### [Records for processing]

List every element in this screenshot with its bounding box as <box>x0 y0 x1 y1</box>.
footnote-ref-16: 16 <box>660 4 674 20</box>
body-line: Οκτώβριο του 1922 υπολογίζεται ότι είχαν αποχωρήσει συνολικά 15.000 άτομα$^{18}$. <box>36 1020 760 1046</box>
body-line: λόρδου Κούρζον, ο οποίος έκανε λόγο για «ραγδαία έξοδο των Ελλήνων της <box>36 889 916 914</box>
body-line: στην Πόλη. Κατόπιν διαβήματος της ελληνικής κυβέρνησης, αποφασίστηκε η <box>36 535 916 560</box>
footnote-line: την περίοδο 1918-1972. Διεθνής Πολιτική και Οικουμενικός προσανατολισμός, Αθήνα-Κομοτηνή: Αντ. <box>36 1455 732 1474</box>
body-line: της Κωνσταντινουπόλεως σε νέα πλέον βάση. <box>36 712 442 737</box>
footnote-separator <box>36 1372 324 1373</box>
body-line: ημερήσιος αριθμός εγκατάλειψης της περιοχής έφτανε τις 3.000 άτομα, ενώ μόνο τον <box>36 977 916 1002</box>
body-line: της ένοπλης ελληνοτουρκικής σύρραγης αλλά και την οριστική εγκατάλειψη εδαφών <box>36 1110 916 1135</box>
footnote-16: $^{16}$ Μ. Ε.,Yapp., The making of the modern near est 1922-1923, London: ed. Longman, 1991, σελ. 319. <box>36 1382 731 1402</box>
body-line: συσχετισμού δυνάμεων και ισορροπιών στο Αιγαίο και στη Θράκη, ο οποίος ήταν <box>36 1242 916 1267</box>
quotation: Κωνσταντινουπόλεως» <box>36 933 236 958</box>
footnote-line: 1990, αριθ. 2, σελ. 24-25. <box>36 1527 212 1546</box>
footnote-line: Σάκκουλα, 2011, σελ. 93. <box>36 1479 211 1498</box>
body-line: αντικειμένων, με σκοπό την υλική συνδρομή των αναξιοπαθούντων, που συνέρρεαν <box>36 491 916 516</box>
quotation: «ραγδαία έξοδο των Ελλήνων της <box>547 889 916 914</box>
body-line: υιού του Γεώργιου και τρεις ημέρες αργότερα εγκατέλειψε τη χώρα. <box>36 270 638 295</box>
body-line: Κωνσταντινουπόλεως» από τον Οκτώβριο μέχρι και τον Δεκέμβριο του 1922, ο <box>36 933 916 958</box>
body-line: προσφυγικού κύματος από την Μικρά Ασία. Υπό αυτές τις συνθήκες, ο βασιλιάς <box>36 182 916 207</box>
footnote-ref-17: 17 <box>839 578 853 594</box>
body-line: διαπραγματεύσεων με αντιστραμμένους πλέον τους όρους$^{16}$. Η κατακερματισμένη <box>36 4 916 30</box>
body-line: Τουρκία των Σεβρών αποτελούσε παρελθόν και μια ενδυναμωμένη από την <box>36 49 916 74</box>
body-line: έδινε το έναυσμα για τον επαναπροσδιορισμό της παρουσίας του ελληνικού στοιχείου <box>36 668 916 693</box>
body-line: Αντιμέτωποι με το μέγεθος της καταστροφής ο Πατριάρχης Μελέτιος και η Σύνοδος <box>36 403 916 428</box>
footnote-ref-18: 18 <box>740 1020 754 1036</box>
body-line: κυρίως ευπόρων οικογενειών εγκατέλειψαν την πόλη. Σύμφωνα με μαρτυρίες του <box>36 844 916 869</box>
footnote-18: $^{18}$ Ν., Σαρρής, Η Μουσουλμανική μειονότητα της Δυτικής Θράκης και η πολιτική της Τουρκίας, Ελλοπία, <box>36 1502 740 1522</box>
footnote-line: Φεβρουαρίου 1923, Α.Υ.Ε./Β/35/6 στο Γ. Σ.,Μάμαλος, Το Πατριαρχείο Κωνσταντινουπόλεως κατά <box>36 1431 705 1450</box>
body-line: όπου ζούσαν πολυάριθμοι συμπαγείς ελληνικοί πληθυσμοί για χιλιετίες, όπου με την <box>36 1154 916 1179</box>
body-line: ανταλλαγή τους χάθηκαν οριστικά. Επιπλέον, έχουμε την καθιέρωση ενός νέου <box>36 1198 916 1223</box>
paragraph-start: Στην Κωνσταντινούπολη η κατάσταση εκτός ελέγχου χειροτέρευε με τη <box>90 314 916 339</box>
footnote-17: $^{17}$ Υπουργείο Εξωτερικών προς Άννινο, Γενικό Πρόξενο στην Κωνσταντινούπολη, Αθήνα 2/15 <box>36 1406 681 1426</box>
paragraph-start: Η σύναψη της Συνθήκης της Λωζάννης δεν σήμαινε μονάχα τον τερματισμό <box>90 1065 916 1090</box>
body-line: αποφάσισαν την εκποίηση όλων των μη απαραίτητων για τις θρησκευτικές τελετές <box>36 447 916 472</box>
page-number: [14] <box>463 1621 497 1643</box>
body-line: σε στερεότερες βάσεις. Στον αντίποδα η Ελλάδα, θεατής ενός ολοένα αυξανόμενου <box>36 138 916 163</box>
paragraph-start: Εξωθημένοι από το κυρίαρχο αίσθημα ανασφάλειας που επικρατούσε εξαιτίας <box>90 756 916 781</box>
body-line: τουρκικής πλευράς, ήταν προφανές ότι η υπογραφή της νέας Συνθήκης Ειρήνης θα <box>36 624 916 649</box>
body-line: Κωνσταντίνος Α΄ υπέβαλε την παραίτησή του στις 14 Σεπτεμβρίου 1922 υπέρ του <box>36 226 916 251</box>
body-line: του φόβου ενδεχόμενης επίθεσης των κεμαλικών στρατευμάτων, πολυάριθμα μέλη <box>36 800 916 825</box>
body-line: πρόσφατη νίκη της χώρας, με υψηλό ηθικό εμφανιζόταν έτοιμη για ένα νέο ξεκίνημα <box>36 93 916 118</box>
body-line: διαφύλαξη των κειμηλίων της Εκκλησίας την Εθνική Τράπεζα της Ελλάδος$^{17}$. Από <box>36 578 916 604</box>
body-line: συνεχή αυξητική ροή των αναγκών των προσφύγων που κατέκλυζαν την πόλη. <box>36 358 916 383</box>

### [Aim of the task]
Return each of the entries above verbatim, in full and in the same order.

### [Result of the task]
List every element in this screenshot with its bounding box as <box>x0 y0 x1 y1</box>.
footnote-ref-16: 16 <box>660 4 674 20</box>
body-line: Οκτώβριο του 1922 υπολογίζεται ότι είχαν αποχωρήσει συνολικά 15.000 άτομα$^{18}$. <box>36 1020 760 1046</box>
body-line: λόρδου Κούρζον, ο οποίος έκανε λόγο για «ραγδαία έξοδο των Ελλήνων της <box>36 889 916 914</box>
body-line: στην Πόλη. Κατόπιν διαβήματος της ελληνικής κυβέρνησης, αποφασίστηκε η <box>36 535 916 560</box>
footnote-line: την περίοδο 1918-1972. Διεθνής Πολιτική και Οικουμενικός προσανατολισμός, Αθήνα-Κομοτηνή: Αντ. <box>36 1455 732 1474</box>
body-line: της Κωνσταντινουπόλεως σε νέα πλέον βάση. <box>36 712 442 737</box>
footnote-separator <box>36 1372 324 1373</box>
body-line: ημερήσιος αριθμός εγκατάλειψης της περιοχής έφτανε τις 3.000 άτομα, ενώ μόνο τον <box>36 977 916 1002</box>
body-line: της ένοπλης ελληνοτουρκικής σύρραγης αλλά και την οριστική εγκατάλειψη εδαφών <box>36 1110 916 1135</box>
footnote-16: $^{16}$ Μ. Ε.,Yapp., The making of the modern near est 1922-1923, London: ed. Longman, 1991, σελ. 319. <box>36 1382 731 1402</box>
body-line: συσχετισμού δυνάμεων και ισορροπιών στο Αιγαίο και στη Θράκη, ο οποίος ήταν <box>36 1242 916 1267</box>
quotation: Κωνσταντινουπόλεως» <box>36 933 236 958</box>
footnote-line: 1990, αριθ. 2, σελ. 24-25. <box>36 1527 212 1546</box>
footnote-line: Σάκκουλα, 2011, σελ. 93. <box>36 1479 211 1498</box>
body-line: αντικειμένων, με σκοπό την υλική συνδρομή των αναξιοπαθούντων, που συνέρρεαν <box>36 491 916 516</box>
quotation: «ραγδαία έξοδο των Ελλήνων της <box>547 889 916 914</box>
body-line: υιού του Γεώργιου και τρεις ημέρες αργότερα εγκατέλειψε τη χώρα. <box>36 270 638 295</box>
body-line: Κωνσταντινουπόλεως» από τον Οκτώβριο μέχρι και τον Δεκέμβριο του 1922, ο <box>36 933 916 958</box>
body-line: προσφυγικού κύματος από την Μικρά Ασία. Υπό αυτές τις συνθήκες, ο βασιλιάς <box>36 182 916 207</box>
footnote-ref-17: 17 <box>839 578 853 594</box>
body-line: διαπραγματεύσεων με αντιστραμμένους πλέον τους όρους$^{16}$. Η κατακερματισμένη <box>36 4 916 30</box>
body-line: Τουρκία των Σεβρών αποτελούσε παρελθόν και μια ενδυναμωμένη από την <box>36 49 916 74</box>
body-line: έδινε το έναυσμα για τον επαναπροσδιορισμό της παρουσίας του ελληνικού στοιχείου <box>36 668 916 693</box>
body-line: Αντιμέτωποι με το μέγεθος της καταστροφής ο Πατριάρχης Μελέτιος και η Σύνοδος <box>36 403 916 428</box>
footnote-ref-18: 18 <box>740 1020 754 1036</box>
body-line: κυρίως ευπόρων οικογενειών εγκατέλειψαν την πόλη. Σύμφωνα με μαρτυρίες του <box>36 844 916 869</box>
footnote-18: $^{18}$ Ν., Σαρρής, Η Μουσουλμανική μειονότητα της Δυτικής Θράκης και η πολιτική της Τουρκίας, Ελλοπία, <box>36 1502 740 1522</box>
footnote-line: Φεβρουαρίου 1923, Α.Υ.Ε./Β/35/6 στο Γ. Σ.,Μάμαλος, Το Πατριαρχείο Κωνσταντινουπόλεως κατά <box>36 1431 705 1450</box>
body-line: όπου ζούσαν πολυάριθμοι συμπαγείς ελληνικοί πληθυσμοί για χιλιετίες, όπου με την <box>36 1154 916 1179</box>
body-line: ανταλλαγή τους χάθηκαν οριστικά. Επιπλέον, έχουμε την καθιέρωση ενός νέου <box>36 1198 916 1223</box>
paragraph-start: Στην Κωνσταντινούπολη η κατάσταση εκτός ελέγχου χειροτέρευε με τη <box>90 314 916 339</box>
footnote-17: $^{17}$ Υπουργείο Εξωτερικών προς Άννινο, Γενικό Πρόξενο στην Κωνσταντινούπολη, Αθήνα 2/15 <box>36 1406 681 1426</box>
paragraph-start: Η σύναψη της Συνθήκης της Λωζάννης δεν σήμαινε μονάχα τον τερματισμό <box>90 1065 916 1090</box>
body-line: αποφάσισαν την εκποίηση όλων των μη απαραίτητων για τις θρησκευτικές τελετές <box>36 447 916 472</box>
page-number: [14] <box>463 1621 497 1643</box>
body-line: σε στερεότερες βάσεις. Στον αντίποδα η Ελλάδα, θεατής ενός ολοένα αυξανόμενου <box>36 138 916 163</box>
paragraph-start: Εξωθημένοι από το κυρίαρχο αίσθημα ανασφάλειας που επικρατούσε εξαιτίας <box>90 756 916 781</box>
body-line: τουρκικής πλευράς, ήταν προφανές ότι η υπογραφή της νέας Συνθήκης Ειρήνης θα <box>36 624 916 649</box>
body-line: Κωνσταντίνος Α΄ υπέβαλε την παραίτησή του στις 14 Σεπτεμβρίου 1922 υπέρ του <box>36 226 916 251</box>
body-line: του φόβου ενδεχόμενης επίθεσης των κεμαλικών στρατευμάτων, πολυάριθμα μέλη <box>36 800 916 825</box>
body-line: πρόσφατη νίκη της χώρας, με υψηλό ηθικό εμφανιζόταν έτοιμη για ένα νέο ξεκίνημα <box>36 93 916 118</box>
body-line: διαφύλαξη των κειμηλίων της Εκκλησίας την Εθνική Τράπεζα της Ελλάδος$^{17}$. Από <box>36 578 916 604</box>
body-line: συνεχή αυξητική ροή των αναγκών των προσφύγων που κατέκλυζαν την πόλη. <box>36 358 916 383</box>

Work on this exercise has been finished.